» **WRITTEN TASK**: Repeat every line of the material, character for character.

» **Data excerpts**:
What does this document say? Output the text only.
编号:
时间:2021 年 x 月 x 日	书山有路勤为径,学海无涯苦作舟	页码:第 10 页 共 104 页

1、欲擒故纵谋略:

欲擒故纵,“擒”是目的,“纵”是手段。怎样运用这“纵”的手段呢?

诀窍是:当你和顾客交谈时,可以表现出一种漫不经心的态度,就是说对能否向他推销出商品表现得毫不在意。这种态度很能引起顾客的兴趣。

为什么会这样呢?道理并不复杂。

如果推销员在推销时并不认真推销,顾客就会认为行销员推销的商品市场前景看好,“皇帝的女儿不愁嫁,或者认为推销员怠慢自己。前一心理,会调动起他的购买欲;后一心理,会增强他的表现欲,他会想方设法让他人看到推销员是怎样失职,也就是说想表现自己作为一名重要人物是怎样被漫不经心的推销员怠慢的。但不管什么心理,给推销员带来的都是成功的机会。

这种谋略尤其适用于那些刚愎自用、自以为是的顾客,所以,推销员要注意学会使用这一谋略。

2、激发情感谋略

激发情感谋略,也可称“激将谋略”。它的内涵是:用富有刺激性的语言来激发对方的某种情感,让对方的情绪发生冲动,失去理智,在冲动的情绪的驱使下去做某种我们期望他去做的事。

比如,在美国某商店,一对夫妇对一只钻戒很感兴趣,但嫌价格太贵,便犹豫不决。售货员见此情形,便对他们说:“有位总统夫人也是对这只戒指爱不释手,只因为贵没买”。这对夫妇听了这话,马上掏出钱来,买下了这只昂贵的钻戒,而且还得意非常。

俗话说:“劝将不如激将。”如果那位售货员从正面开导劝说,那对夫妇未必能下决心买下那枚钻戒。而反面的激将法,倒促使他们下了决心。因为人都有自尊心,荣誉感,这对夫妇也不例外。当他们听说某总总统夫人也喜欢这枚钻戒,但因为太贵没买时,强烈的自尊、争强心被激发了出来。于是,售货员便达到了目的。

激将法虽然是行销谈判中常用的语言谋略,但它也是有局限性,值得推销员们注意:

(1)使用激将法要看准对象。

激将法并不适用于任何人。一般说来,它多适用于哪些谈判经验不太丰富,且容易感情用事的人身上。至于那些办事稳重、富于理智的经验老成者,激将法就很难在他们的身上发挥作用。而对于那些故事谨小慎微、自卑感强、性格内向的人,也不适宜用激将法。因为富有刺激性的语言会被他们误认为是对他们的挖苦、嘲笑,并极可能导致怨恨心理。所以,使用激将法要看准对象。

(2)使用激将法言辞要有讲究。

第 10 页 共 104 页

» **RESULT FOR THIS EXERCISE**:
What does this document say? Output the text only.
编号:
时间:2021 年 x 月 x 日	书山有路勤为径,学海无涯苦作舟	页码:第 10 页 共 104 页

1、欲擒故纵谋略:

欲擒故纵,“擒”是目的,“纵”是手段。怎样运用这“纵”的手段呢?

诀窍是:当你和顾客交谈时,可以表现出一种漫不经心的态度,就是说对能否向他推销出商品表现得毫不在意。这种态度很能引起顾客的兴趣。

为什么会这样呢?道理并不复杂。

如果推销员在推销时并不认真推销,顾客就会认为行销员推销的商品市场前景看好,“皇帝的女儿不愁嫁,或者认为推销员怠慢自己。前一心理,会调动起他的购买欲;后一心理,会增强他的表现欲,他会想方设法让他人看到推销员是怎样失职,也就是说想表现自己作为一名重要人物是怎样被漫不经心的推销员怠慢的。但不管什么心理,给推销员带来的都是成功的机会。

这种谋略尤其适用于那些刚愎自用、自以为是的顾客,所以,推销员要注意学会使用这一谋略。

2、激发情感谋略

激发情感谋略,也可称“激将谋略”。它的内涵是:用富有刺激性的语言来激发对方的某种情感,让对方的情绪发生冲动,失去理智,在冲动的情绪的驱使下去做某种我们期望他去做的事。

比如,在美国某商店,一对夫妇对一只钻戒很感兴趣,但嫌价格太贵,便犹豫不决。售货员见此情形,便对他们说:“有位总统夫人也是对这只戒指爱不释手,只因为贵没买”。这对夫妇听了这话,马上掏出钱来,买下了这只昂贵的钻戒,而且还得意非常。

俗话说:“劝将不如激将。”如果那位售货员从正面开导劝说,那对夫妇未必能下决心买下那枚钻戒。而反面的激将法,倒促使他们下了决心。因为人都有自尊心,荣誉感,这对夫妇也不例外。当他们听说某总总统夫人也喜欢这枚钻戒,但因为太贵没买时,强烈的自尊、争强心被激发了出来。于是,售货员便达到了目的。

激将法虽然是行销谈判中常用的语言谋略,但它也是有局限性,值得推销员们注意:

(1)使用激将法要看准对象。

激将法并不适用于任何人。一般说来,它多适用于哪些谈判经验不太丰富,且容易感情用事的人身上。至于那些办事稳重、富于理智的经验老成者,激将法就很难在他们的身上发挥作用。而对于那些故事谨小慎微、自卑感强、性格内向的人,也不适宜用激将法。因为富有刺激性的语言会被他们误认为是对他们的挖苦、嘲笑,并极可能导致怨恨心理。所以,使用激将法要看准对象。

(2)使用激将法言辞要有讲究。

第 10 页 共 104 页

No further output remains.